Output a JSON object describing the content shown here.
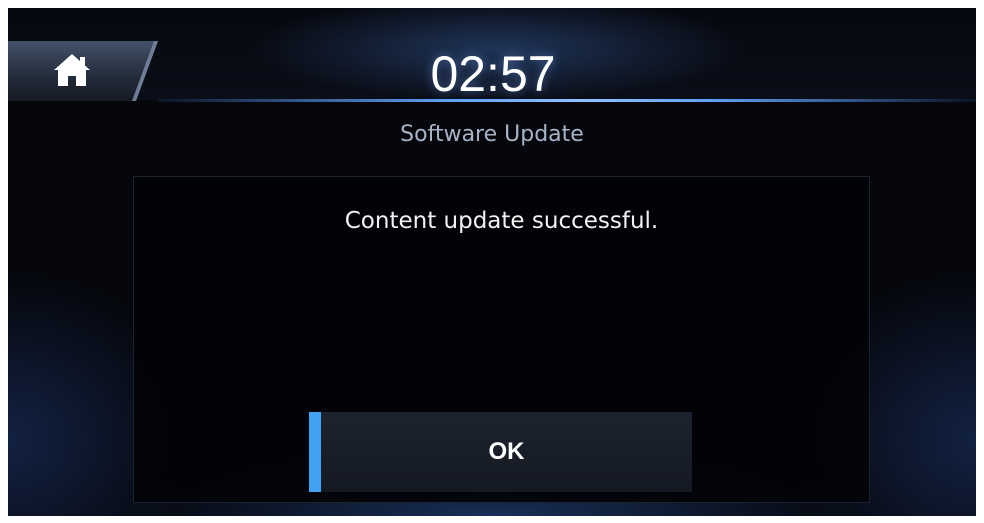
{
  "status_bar": {
    "home_icon": "home-icon",
    "clock": "02:57"
  },
  "screen": {
    "title": "Software Update"
  },
  "dialog": {
    "message": "Content update successful.",
    "ok_label": "OK"
  },
  "colors": {
    "accent": "#3fa2f2",
    "background": "#05070d",
    "title_text": "#a7b3c6"
  }
}
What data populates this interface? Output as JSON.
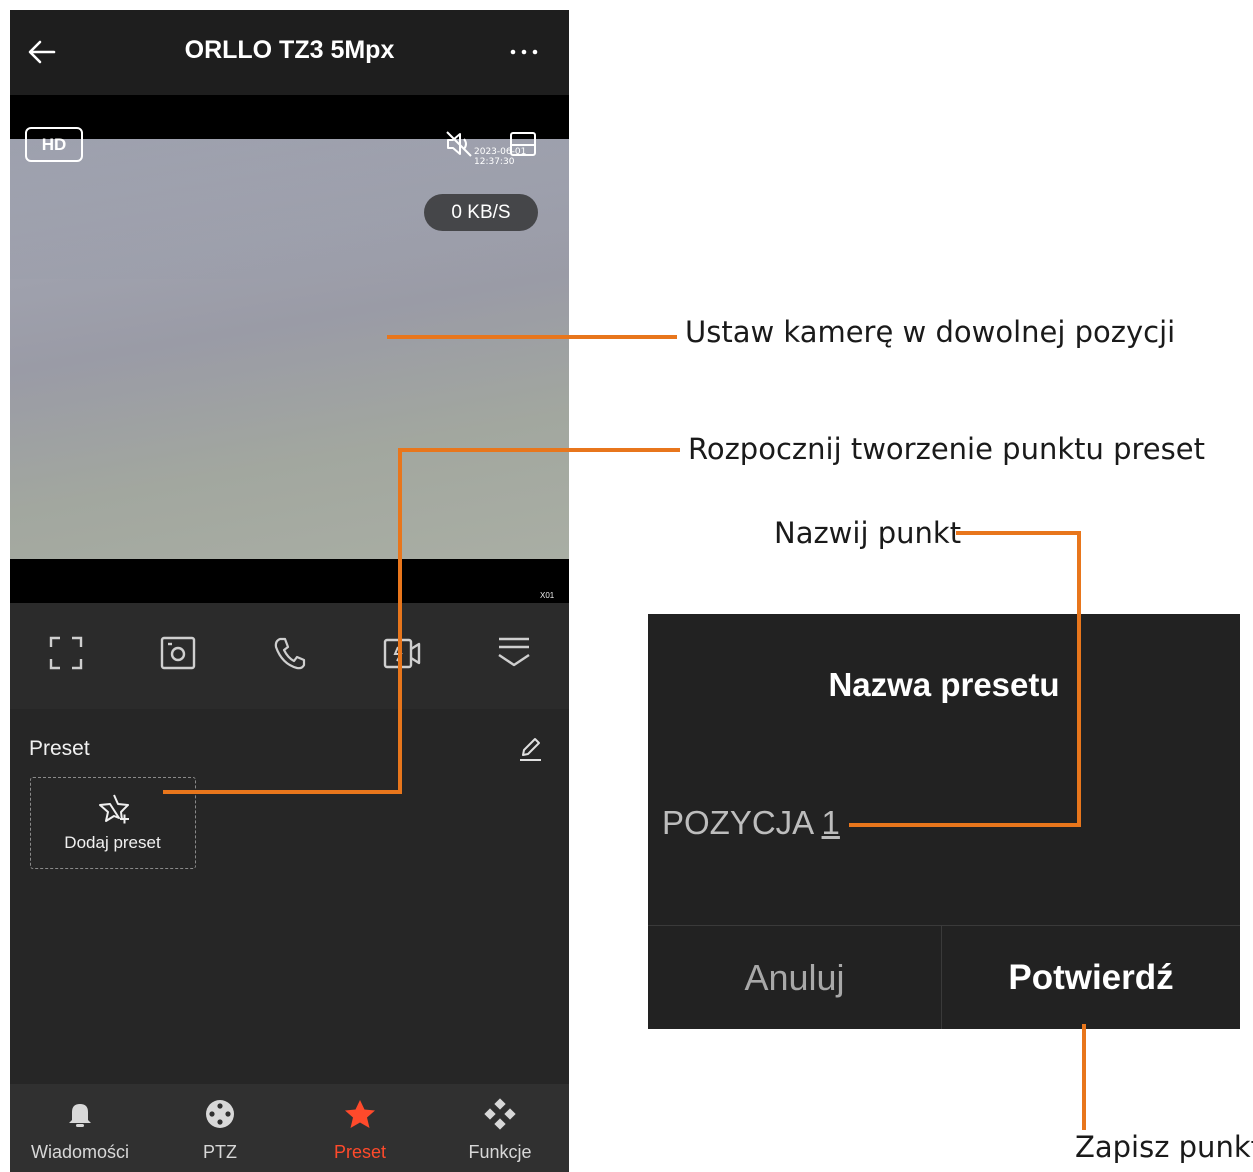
{
  "header": {
    "title": "ORLLO TZ3 5Mpx"
  },
  "video": {
    "quality_badge": "HD",
    "timestamp": "2023-06-01 12:37:30",
    "data_rate": "0 KB/S",
    "channel_label": "X01"
  },
  "controls": {
    "icons": [
      "fullscreen-icon",
      "snapshot-icon",
      "call-icon",
      "record-icon",
      "collapse-menu-icon"
    ]
  },
  "preset_section": {
    "title": "Preset",
    "add_label": "Dodaj preset"
  },
  "tabs": [
    {
      "label": "Wiadomości",
      "icon": "bell-icon",
      "active": false
    },
    {
      "label": "PTZ",
      "icon": "ptz-joystick-icon",
      "active": false
    },
    {
      "label": "Preset",
      "icon": "star-icon",
      "active": true
    },
    {
      "label": "Funkcje",
      "icon": "functions-icon",
      "active": false
    }
  ],
  "dialog": {
    "title": "Nazwa presetu",
    "input_prefix": "POZYCJA ",
    "input_suffix": "1",
    "cancel_label": "Anuluj",
    "confirm_label": "Potwierdź"
  },
  "annotations": {
    "set_camera": "Ustaw kamerę w dowolnej pozycji",
    "start_preset": "Rozpocznij tworzenie punktu preset",
    "name_point": "Nazwij punkt",
    "save_point": "Zapisz punkt"
  },
  "colors": {
    "accent_active_tab": "#ff4a2b",
    "annotation_line": "#e8761c"
  }
}
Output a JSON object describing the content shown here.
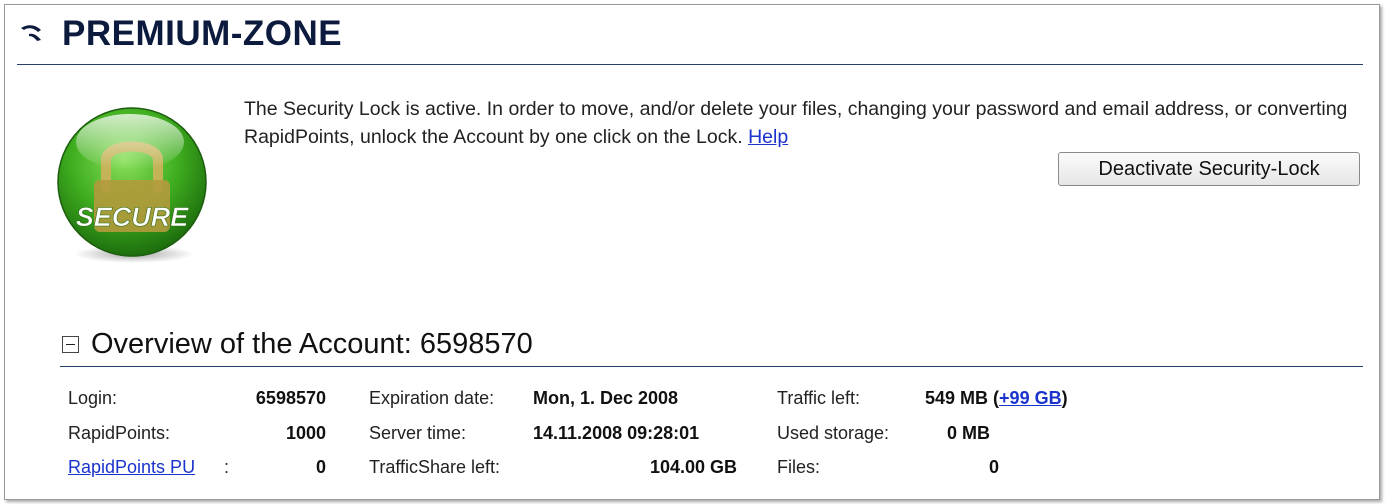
{
  "header": {
    "title": "PREMIUM-ZONE"
  },
  "security": {
    "badge_text": "SECURE",
    "notice_text": "The Security Lock is active. In order to move, and/or delete your files, changing your password and email address, or converting RapidPoints, unlock the Account by one click on the Lock.",
    "help_link": "Help",
    "deactivate_button": "Deactivate Security-Lock"
  },
  "overview": {
    "title": "Overview of the Account: 6598570",
    "login_label": "Login:",
    "login_value": "6598570",
    "rapidpoints_label": "RapidPoints:",
    "rapidpoints_value": "1000",
    "rapidpoints_pu_label": "RapidPoints PU",
    "rapidpoints_pu_colon": ":",
    "rapidpoints_pu_value": "0",
    "expiration_label": "Expiration date:",
    "expiration_value": "Mon, 1. Dec 2008",
    "server_time_label": "Server time:",
    "server_time_value": "14.11.2008 09:28:01",
    "trafficshare_label": "TrafficShare left:",
    "trafficshare_value": "104.00 GB",
    "traffic_left_label": "Traffic left:",
    "traffic_left_value": "549 MB",
    "traffic_left_open": "(",
    "traffic_left_plus": "+99 GB",
    "traffic_left_close": ")",
    "used_storage_label": "Used storage:",
    "used_storage_value": "0 MB",
    "files_label": "Files:",
    "files_value": "0"
  },
  "colors": {
    "title": "#0b1a3d",
    "rule": "#2a3e6b",
    "link": "#1a33cc",
    "badge_green": "#3fae1f"
  }
}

▸ **WHAT TO WORK ON**
From the records, copy every line that has the string "Account" in it.

▸ **FINISHED EXERCISE**
    "notice_text": "The Security Lock is active. In order to move, and/or delete your files, changing your password and email address, or converting RapidPoints, unlock the Account by one click on the Lock.",
    "title": "Overview of the Account: 6598570",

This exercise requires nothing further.